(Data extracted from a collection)
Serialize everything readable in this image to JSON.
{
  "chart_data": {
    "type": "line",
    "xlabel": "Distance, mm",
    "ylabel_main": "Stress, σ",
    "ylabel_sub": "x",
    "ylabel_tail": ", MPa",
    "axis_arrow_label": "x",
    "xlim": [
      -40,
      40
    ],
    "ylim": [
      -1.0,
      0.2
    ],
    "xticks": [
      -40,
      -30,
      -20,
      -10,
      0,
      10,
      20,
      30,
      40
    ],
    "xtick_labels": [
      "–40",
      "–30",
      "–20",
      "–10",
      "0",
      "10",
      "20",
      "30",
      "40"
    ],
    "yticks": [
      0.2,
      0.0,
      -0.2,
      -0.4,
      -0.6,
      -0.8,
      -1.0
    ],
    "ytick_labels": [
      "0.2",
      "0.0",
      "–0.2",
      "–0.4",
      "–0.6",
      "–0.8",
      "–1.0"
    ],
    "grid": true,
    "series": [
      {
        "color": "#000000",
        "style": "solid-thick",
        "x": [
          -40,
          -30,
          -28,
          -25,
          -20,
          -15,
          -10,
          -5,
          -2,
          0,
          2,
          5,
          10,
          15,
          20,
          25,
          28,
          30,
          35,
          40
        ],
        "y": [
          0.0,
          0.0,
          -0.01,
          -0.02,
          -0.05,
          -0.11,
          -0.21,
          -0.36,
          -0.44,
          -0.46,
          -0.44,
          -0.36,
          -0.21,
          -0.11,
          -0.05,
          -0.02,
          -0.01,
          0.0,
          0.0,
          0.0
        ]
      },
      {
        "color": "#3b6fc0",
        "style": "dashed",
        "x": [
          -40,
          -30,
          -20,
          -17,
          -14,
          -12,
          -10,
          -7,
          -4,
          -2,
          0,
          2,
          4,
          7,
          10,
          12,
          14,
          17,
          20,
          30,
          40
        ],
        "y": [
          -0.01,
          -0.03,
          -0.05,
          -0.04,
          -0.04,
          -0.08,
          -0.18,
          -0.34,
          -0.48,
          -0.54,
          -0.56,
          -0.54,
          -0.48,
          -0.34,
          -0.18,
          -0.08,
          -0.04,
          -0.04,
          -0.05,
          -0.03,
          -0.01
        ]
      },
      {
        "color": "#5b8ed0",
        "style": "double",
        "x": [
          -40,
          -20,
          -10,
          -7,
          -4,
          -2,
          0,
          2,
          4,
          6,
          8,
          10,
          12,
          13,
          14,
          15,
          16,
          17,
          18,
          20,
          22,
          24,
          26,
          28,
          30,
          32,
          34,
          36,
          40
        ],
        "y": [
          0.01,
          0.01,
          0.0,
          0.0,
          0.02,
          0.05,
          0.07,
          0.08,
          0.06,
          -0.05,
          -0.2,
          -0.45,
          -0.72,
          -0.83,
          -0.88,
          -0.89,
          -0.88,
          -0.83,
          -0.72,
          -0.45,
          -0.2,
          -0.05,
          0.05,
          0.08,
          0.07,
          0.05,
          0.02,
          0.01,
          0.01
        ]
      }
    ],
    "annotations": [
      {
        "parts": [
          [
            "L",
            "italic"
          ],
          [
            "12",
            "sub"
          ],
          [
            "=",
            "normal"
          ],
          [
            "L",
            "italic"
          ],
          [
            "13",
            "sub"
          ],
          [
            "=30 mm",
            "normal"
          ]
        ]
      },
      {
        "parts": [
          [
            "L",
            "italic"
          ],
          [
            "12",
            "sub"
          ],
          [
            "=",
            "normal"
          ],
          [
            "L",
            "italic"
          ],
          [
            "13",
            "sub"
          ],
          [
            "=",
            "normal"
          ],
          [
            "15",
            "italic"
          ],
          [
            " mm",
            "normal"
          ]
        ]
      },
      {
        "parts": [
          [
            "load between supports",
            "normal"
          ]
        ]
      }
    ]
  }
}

- What the task requires: Search the lines for the string "color" and copy every line that has it.

- Exercise answer:
        "color": "#000000",
        "color": "#3b6fc0",
        "color": "#5b8ed0",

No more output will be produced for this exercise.